**Written task**. Write out the records below once more, exactly as they stand.

* * * * * * *

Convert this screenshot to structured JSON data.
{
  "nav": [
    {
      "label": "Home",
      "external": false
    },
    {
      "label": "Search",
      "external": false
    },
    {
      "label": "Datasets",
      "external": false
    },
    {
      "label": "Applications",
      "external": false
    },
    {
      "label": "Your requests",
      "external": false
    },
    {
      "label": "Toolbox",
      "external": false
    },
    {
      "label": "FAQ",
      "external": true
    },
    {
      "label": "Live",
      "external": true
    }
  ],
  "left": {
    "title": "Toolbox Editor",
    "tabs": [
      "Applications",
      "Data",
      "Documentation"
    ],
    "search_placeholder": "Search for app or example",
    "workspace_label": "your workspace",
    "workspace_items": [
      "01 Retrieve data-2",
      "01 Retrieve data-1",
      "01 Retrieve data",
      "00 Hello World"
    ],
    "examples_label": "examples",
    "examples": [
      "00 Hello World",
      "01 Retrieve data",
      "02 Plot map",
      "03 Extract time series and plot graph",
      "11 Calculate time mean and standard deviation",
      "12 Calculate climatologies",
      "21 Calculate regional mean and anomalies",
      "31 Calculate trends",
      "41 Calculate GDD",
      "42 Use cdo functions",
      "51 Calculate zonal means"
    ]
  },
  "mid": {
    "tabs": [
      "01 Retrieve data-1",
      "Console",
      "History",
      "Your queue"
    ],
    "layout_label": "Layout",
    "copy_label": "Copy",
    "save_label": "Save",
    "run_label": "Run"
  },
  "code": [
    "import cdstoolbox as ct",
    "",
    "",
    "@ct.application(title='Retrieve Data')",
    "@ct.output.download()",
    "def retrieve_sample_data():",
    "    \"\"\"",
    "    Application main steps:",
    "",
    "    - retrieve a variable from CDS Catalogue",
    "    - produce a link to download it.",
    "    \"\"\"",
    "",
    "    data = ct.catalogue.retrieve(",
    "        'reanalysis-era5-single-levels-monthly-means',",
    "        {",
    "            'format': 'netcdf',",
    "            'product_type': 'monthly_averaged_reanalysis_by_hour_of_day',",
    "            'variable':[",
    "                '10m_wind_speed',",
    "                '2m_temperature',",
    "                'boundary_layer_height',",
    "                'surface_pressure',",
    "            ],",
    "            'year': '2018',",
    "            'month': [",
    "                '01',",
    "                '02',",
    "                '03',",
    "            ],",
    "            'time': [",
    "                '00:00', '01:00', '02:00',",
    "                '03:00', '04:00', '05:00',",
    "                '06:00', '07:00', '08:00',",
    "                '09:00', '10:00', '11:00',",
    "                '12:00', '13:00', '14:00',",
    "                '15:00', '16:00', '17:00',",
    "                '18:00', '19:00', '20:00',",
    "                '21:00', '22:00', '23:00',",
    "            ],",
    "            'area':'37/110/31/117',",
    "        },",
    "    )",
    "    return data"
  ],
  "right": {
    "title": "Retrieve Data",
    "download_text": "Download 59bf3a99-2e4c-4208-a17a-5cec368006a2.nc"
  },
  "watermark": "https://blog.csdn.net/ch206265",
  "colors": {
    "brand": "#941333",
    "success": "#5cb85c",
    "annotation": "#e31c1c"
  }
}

* * * * * * *

**Task response**.
Convert this screenshot to structured JSON data.
{
  "nav": [
    {
      "label": "Home",
      "external": false
    },
    {
      "label": "Search",
      "external": false
    },
    {
      "label": "Datasets",
      "external": false
    },
    {
      "label": "Applications",
      "external": false
    },
    {
      "label": "Your requests",
      "external": false
    },
    {
      "label": "Toolbox",
      "external": false
    },
    {
      "label": "FAQ",
      "external": true
    },
    {
      "label": "Live",
      "external": true
    }
  ],
  "left": {
    "title": "Toolbox Editor",
    "tabs": [
      "Applications",
      "Data",
      "Documentation"
    ],
    "search_placeholder": "Search for app or example",
    "workspace_label": "your workspace",
    "workspace_items": [
      "01 Retrieve data-2",
      "01 Retrieve data-1",
      "01 Retrieve data",
      "00 Hello World"
    ],
    "examples_label": "examples",
    "examples": [
      "00 Hello World",
      "01 Retrieve data",
      "02 Plot map",
      "03 Extract time series and plot graph",
      "11 Calculate time mean and standard deviation",
      "12 Calculate climatologies",
      "21 Calculate regional mean and anomalies",
      "31 Calculate trends",
      "41 Calculate GDD",
      "42 Use cdo functions",
      "51 Calculate zonal means"
    ]
  },
  "mid": {
    "tabs": [
      "01 Retrieve data-1",
      "Console",
      "History",
      "Your queue"
    ],
    "layout_label": "Layout",
    "copy_label": "Copy",
    "save_label": "Save",
    "run_label": "Run"
  },
  "code": [
    "import cdstoolbox as ct",
    "",
    "",
    "@ct.application(title='Retrieve Data')",
    "@ct.output.download()",
    "def retrieve_sample_data():",
    "    \"\"\"",
    "    Application main steps:",
    "",
    "    - retrieve a variable from CDS Catalogue",
    "    - produce a link to download it.",
    "    \"\"\"",
    "",
    "    data = ct.catalogue.retrieve(",
    "        'reanalysis-era5-single-levels-monthly-means',",
    "        {",
    "            'format': 'netcdf',",
    "            'product_type': 'monthly_averaged_reanalysis_by_hour_of_day',",
    "            'variable':[",
    "                '10m_wind_speed',",
    "                '2m_temperature',",
    "                'boundary_layer_height',",
    "                'surface_pressure',",
    "            ],",
    "            'year': '2018',",
    "            'month': [",
    "                '01',",
    "                '02',",
    "                '03',",
    "            ],",
    "            'time': [",
    "                '00:00', '01:00', '02:00',",
    "                '03:00', '04:00', '05:00',",
    "                '06:00', '07:00', '08:00',",
    "                '09:00', '10:00', '11:00',",
    "                '12:00', '13:00', '14:00',",
    "                '15:00', '16:00', '17:00',",
    "                '18:00', '19:00', '20:00',",
    "                '21:00', '22:00', '23:00',",
    "            ],",
    "            'area':'37/110/31/117',",
    "        },",
    "    )",
    "    return data"
  ],
  "right": {
    "title": "Retrieve Data",
    "download_text": "Download 59bf3a99-2e4c-4208-a17a-5cec368006a2.nc"
  },
  "watermark": "https://blog.csdn.net/ch206265",
  "colors": {
    "brand": "#941333",
    "success": "#5cb85c",
    "annotation": "#e31c1c"
  }
}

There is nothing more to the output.